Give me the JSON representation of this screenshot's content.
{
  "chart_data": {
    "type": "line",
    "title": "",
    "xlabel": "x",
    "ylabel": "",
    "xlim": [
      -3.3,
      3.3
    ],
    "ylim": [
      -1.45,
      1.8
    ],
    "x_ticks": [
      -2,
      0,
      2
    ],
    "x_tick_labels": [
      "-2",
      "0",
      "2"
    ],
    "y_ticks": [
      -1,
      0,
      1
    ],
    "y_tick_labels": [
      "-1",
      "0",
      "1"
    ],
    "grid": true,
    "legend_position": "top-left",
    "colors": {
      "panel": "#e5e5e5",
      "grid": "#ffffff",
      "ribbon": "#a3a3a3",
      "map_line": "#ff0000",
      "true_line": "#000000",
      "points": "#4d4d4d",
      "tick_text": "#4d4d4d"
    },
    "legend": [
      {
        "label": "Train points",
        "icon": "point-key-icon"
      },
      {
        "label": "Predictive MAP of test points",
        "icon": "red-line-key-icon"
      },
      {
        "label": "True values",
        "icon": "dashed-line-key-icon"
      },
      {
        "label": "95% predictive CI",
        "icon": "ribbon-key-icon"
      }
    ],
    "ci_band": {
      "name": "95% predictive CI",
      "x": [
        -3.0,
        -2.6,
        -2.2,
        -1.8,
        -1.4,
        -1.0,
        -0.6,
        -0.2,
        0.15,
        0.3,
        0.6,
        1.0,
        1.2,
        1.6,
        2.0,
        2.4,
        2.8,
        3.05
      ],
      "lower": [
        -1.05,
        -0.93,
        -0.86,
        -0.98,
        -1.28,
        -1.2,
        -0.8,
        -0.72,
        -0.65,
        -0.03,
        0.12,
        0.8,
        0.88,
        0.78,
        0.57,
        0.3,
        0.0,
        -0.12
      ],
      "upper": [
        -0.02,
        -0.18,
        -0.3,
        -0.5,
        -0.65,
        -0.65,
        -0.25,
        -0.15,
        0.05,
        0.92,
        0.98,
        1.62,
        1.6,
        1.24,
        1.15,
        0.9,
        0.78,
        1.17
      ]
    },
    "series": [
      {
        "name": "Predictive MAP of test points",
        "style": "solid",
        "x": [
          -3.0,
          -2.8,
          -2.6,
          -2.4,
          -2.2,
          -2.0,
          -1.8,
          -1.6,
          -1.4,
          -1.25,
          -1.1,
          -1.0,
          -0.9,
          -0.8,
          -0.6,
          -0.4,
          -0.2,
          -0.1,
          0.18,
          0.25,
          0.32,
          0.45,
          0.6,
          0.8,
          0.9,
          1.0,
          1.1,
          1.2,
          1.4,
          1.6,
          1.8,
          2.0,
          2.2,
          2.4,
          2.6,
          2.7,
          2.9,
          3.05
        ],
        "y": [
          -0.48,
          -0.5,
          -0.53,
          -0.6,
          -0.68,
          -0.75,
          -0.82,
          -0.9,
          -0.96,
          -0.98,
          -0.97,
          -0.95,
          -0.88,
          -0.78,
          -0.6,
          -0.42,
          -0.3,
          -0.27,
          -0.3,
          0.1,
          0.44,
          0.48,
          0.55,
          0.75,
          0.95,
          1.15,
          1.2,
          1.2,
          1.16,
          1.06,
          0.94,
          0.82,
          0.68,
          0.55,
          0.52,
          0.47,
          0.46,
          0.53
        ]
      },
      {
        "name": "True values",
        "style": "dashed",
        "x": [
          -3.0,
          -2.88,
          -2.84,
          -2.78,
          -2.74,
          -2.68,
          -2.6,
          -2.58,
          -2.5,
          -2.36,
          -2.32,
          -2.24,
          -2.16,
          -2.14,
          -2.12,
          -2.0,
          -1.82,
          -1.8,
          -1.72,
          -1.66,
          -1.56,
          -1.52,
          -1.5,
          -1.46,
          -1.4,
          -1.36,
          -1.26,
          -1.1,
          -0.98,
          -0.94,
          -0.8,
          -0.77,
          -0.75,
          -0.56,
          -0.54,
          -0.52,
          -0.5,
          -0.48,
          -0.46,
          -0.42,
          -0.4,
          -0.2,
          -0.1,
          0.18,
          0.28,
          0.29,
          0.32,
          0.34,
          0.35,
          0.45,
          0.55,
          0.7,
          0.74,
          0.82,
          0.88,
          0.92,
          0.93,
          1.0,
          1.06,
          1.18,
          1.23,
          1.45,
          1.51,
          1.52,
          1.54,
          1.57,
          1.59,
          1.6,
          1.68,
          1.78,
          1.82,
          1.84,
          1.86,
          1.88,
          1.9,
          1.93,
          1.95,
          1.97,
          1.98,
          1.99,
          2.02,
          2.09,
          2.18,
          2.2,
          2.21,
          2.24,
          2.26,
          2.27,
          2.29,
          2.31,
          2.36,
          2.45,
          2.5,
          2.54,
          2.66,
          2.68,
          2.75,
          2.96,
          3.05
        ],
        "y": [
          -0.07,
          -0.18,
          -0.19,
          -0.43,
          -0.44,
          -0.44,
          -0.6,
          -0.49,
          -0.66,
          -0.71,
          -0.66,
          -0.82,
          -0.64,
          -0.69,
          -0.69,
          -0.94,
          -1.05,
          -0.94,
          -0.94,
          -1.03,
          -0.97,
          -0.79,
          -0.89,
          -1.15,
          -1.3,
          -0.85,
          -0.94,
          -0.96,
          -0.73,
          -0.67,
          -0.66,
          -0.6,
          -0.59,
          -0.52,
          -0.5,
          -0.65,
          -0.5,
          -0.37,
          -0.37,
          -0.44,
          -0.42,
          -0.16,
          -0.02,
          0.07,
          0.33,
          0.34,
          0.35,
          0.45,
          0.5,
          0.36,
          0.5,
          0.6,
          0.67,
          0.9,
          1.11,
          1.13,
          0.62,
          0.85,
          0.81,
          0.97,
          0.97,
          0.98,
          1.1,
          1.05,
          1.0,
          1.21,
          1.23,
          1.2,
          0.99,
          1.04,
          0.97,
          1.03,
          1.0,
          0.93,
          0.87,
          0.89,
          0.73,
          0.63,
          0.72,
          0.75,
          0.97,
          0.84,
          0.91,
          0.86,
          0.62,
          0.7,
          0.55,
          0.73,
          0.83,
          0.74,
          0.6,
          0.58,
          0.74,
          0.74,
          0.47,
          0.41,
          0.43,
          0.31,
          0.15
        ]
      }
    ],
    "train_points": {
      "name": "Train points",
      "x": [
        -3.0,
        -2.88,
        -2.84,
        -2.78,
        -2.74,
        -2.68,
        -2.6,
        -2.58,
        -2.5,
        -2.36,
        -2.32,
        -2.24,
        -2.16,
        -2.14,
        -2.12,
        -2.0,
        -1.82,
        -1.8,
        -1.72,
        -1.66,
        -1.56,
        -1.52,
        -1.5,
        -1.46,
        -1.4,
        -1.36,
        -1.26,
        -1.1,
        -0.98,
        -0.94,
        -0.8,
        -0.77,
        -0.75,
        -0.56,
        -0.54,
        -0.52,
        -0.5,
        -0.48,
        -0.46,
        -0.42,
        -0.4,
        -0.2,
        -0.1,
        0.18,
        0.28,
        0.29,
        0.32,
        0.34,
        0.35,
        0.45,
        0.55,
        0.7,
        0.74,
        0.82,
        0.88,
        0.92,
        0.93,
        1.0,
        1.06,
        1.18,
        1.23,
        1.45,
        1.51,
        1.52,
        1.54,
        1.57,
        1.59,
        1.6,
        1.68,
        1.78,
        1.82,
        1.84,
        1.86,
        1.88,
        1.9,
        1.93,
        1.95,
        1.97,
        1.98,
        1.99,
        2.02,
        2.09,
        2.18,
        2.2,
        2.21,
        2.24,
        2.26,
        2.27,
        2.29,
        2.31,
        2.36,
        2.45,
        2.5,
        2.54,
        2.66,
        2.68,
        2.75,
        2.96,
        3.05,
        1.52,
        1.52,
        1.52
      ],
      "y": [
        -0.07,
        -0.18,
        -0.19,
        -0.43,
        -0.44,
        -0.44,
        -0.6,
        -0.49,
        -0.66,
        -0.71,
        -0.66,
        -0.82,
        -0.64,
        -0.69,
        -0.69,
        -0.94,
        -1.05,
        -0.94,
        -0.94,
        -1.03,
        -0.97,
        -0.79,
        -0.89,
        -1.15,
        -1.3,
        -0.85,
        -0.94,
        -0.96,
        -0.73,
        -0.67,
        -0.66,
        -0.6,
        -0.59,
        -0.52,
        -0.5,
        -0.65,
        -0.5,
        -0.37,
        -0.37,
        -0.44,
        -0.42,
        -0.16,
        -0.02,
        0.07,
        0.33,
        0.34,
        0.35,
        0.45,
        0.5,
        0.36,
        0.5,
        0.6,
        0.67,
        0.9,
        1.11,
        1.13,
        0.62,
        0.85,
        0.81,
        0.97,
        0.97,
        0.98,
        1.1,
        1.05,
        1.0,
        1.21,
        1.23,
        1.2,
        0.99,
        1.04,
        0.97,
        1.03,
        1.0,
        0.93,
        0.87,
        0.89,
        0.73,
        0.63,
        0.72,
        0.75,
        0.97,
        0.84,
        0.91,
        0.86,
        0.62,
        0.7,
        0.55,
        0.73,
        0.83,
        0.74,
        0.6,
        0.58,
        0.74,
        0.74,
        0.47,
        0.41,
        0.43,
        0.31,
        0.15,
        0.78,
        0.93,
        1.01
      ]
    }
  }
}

Problem description: Reproduce each line of the entries in which the word "icon" is found.

Response:
        "icon": "point-key-icon"
        "icon": "red-line-key-icon"
        "icon": "dashed-line-key-icon"
        "icon": "ribbon-key-icon"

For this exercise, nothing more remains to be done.